╭─ RECORDS SHOWN

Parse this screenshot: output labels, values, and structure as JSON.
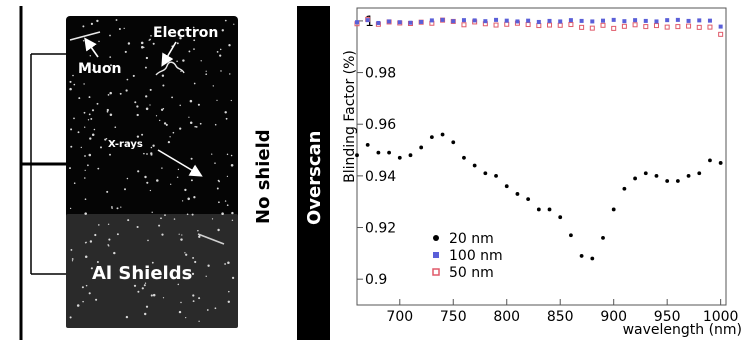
{
  "ccd_image": {
    "labels": {
      "muon": "Muon",
      "electron": "Electron",
      "xrays": "X-rays",
      "no_shield": "No shield",
      "overscan": "Overscan",
      "al_shields": "Al Shields"
    },
    "colors": {
      "background": "#ffffff",
      "sensor_dark": "#050505",
      "sensor_shielded": "#2a2a2a",
      "overscan_bar": "#000000",
      "label_text": "#ffffff",
      "outer_text": "#000000"
    }
  },
  "chart_data": {
    "type": "scatter",
    "xlabel": "wavelength (nm)",
    "ylabel": "Blinding Factor (%)",
    "xlim": [
      660,
      1005
    ],
    "ylim": [
      0.89,
      1.005
    ],
    "xticks": [
      700,
      750,
      800,
      850,
      900,
      950,
      1000
    ],
    "yticks": [
      0.9,
      0.92,
      0.94,
      0.96,
      0.98,
      1
    ],
    "ytick_labels": [
      "0.9",
      "0.92",
      "0.94",
      "0.96",
      "0.98",
      "1"
    ],
    "grid": false,
    "legend_position": "bottom-left",
    "series": [
      {
        "name": "20 nm",
        "color": "#000000",
        "marker": "circle",
        "x": [
          660,
          670,
          680,
          690,
          700,
          710,
          720,
          730,
          740,
          750,
          760,
          770,
          780,
          790,
          800,
          810,
          820,
          830,
          840,
          850,
          860,
          870,
          880,
          890,
          900,
          910,
          920,
          930,
          940,
          950,
          960,
          970,
          980,
          990,
          1000
        ],
        "values": [
          0.948,
          0.952,
          0.949,
          0.949,
          0.947,
          0.948,
          0.951,
          0.955,
          0.956,
          0.953,
          0.947,
          0.944,
          0.941,
          0.94,
          0.936,
          0.933,
          0.931,
          0.927,
          0.927,
          0.924,
          0.917,
          0.909,
          0.908,
          0.916,
          0.927,
          0.935,
          0.939,
          0.941,
          0.94,
          0.938,
          0.938,
          0.94,
          0.941,
          0.946,
          0.945
        ]
      },
      {
        "name": "100 nm",
        "color": "#5a5fd8",
        "marker": "square",
        "x": [
          660,
          670,
          680,
          690,
          700,
          710,
          720,
          730,
          740,
          750,
          760,
          770,
          780,
          790,
          800,
          810,
          820,
          830,
          840,
          850,
          860,
          870,
          880,
          890,
          900,
          910,
          920,
          930,
          940,
          950,
          960,
          970,
          980,
          990,
          1000
        ],
        "values": [
          0.9995,
          1.0003,
          0.9992,
          0.9998,
          0.9995,
          0.9993,
          0.9996,
          1.0002,
          1.0004,
          0.9999,
          1.0003,
          1.0002,
          0.9999,
          1.0004,
          1.0001,
          0.9998,
          1.0001,
          0.9996,
          1.0,
          0.9998,
          1.0003,
          1.0,
          0.9998,
          1.0001,
          1.0004,
          0.9999,
          1.0003,
          1.0,
          0.9998,
          1.0003,
          1.0004,
          1.0,
          1.0002,
          1.0001,
          0.9978
        ]
      },
      {
        "name": "50 nm",
        "color": "#e05a6a",
        "marker": "hollow-square",
        "x": [
          660,
          670,
          680,
          690,
          700,
          710,
          720,
          730,
          740,
          750,
          760,
          770,
          780,
          790,
          800,
          810,
          820,
          830,
          840,
          850,
          860,
          870,
          880,
          890,
          900,
          910,
          920,
          930,
          940,
          950,
          960,
          970,
          980,
          990,
          1000
        ],
        "values": [
          0.9989,
          1.0006,
          0.9987,
          0.9996,
          0.9992,
          0.999,
          0.9995,
          0.9991,
          1.0003,
          0.9998,
          0.9985,
          0.9996,
          0.9989,
          0.9984,
          0.9987,
          0.9991,
          0.9986,
          0.9982,
          0.9984,
          0.9983,
          0.9986,
          0.9975,
          0.9972,
          0.9983,
          0.9971,
          0.9979,
          0.9985,
          0.9978,
          0.9982,
          0.9976,
          0.9978,
          0.998,
          0.9975,
          0.9976,
          0.9948
        ]
      }
    ]
  }
}
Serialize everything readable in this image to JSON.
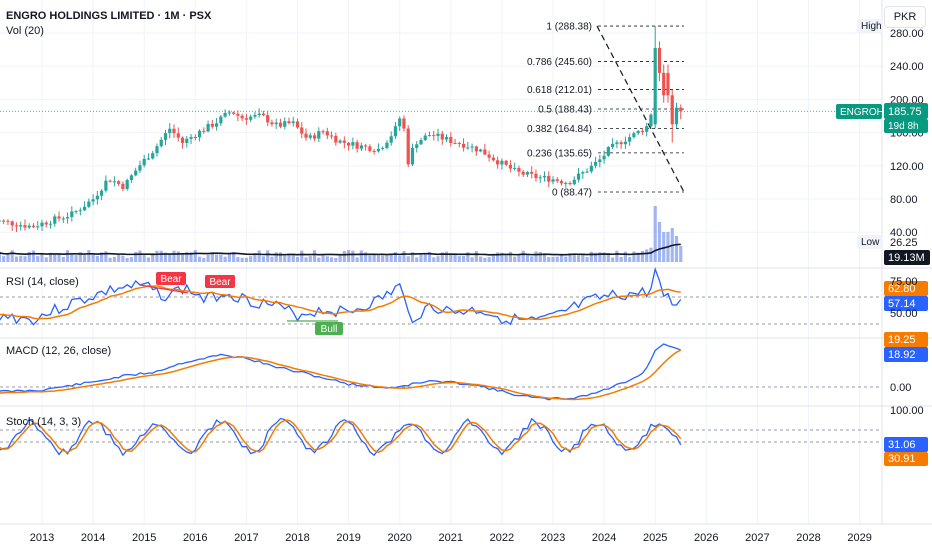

╰─

INSTRUCTIONS FOR THE TASK: Repeat the material above verbatim. Leave the pictures behind.

SOLVED EXERCISE:
Parse this screenshot: output labels, values, and structure as JSON.
{
  "ccd_image": {
    "labels": {
      "muon": "Muon",
      "electron": "Electron",
      "xrays": "X-rays",
      "no_shield": "No shield",
      "overscan": "Overscan",
      "al_shields": "Al Shields"
    },
    "colors": {
      "background": "#ffffff",
      "sensor_dark": "#050505",
      "sensor_shielded": "#2a2a2a",
      "overscan_bar": "#000000",
      "label_text": "#ffffff",
      "outer_text": "#000000"
    }
  },
  "chart_data": {
    "type": "scatter",
    "xlabel": "wavelength (nm)",
    "ylabel": "Blinding Factor (%)",
    "xlim": [
      660,
      1005
    ],
    "ylim": [
      0.89,
      1.005
    ],
    "xticks": [
      700,
      750,
      800,
      850,
      900,
      950,
      1000
    ],
    "yticks": [
      0.9,
      0.92,
      0.94,
      0.96,
      0.98,
      1
    ],
    "ytick_labels": [
      "0.9",
      "0.92",
      "0.94",
      "0.96",
      "0.98",
      "1"
    ],
    "grid": false,
    "legend_position": "bottom-left",
    "series": [
      {
        "name": "20 nm",
        "color": "#000000",
        "marker": "circle",
        "x": [
          660,
          670,
          680,
          690,
          700,
          710,
          720,
          730,
          740,
          750,
          760,
          770,
          780,
          790,
          800,
          810,
          820,
          830,
          840,
          850,
          860,
          870,
          880,
          890,
          900,
          910,
          920,
          930,
          940,
          950,
          960,
          970,
          980,
          990,
          1000
        ],
        "values": [
          0.948,
          0.952,
          0.949,
          0.949,
          0.947,
          0.948,
          0.951,
          0.955,
          0.956,
          0.953,
          0.947,
          0.944,
          0.941,
          0.94,
          0.936,
          0.933,
          0.931,
          0.927,
          0.927,
          0.924,
          0.917,
          0.909,
          0.908,
          0.916,
          0.927,
          0.935,
          0.939,
          0.941,
          0.94,
          0.938,
          0.938,
          0.94,
          0.941,
          0.946,
          0.945
        ]
      },
      {
        "name": "100 nm",
        "color": "#5a5fd8",
        "marker": "square",
        "x": [
          660,
          670,
          680,
          690,
          700,
          710,
          720,
          730,
          740,
          750,
          760,
          770,
          780,
          790,
          800,
          810,
          820,
          830,
          840,
          850,
          860,
          870,
          880,
          890,
          900,
          910,
          920,
          930,
          940,
          950,
          960,
          970,
          980,
          990,
          1000
        ],
        "values": [
          0.9995,
          1.0003,
          0.9992,
          0.9998,
          0.9995,
          0.9993,
          0.9996,
          1.0002,
          1.0004,
          0.9999,
          1.0003,
          1.0002,
          0.9999,
          1.0004,
          1.0001,
          0.9998,
          1.0001,
          0.9996,
          1.0,
          0.9998,
          1.0003,
          1.0,
          0.9998,
          1.0001,
          1.0004,
          0.9999,
          1.0003,
          1.0,
          0.9998,
          1.0003,
          1.0004,
          1.0,
          1.0002,
          1.0001,
          0.9978
        ]
      },
      {
        "name": "50 nm",
        "color": "#e05a6a",
        "marker": "hollow-square",
        "x": [
          660,
          670,
          680,
          690,
          700,
          710,
          720,
          730,
          740,
          750,
          760,
          770,
          780,
          790,
          800,
          810,
          820,
          830,
          840,
          850,
          860,
          870,
          880,
          890,
          900,
          910,
          920,
          930,
          940,
          950,
          960,
          970,
          980,
          990,
          1000
        ],
        "values": [
          0.9989,
          1.0006,
          0.9987,
          0.9996,
          0.9992,
          0.999,
          0.9995,
          0.9991,
          1.0003,
          0.9998,
          0.9985,
          0.9996,
          0.9989,
          0.9984,
          0.9987,
          0.9991,
          0.9986,
          0.9982,
          0.9984,
          0.9983,
          0.9986,
          0.9975,
          0.9972,
          0.9983,
          0.9971,
          0.9979,
          0.9985,
          0.9978,
          0.9982,
          0.9976,
          0.9978,
          0.998,
          0.9975,
          0.9976,
          0.9948
        ]
      }
    ]
  }
}
Serialize everything readable in this image to JSON.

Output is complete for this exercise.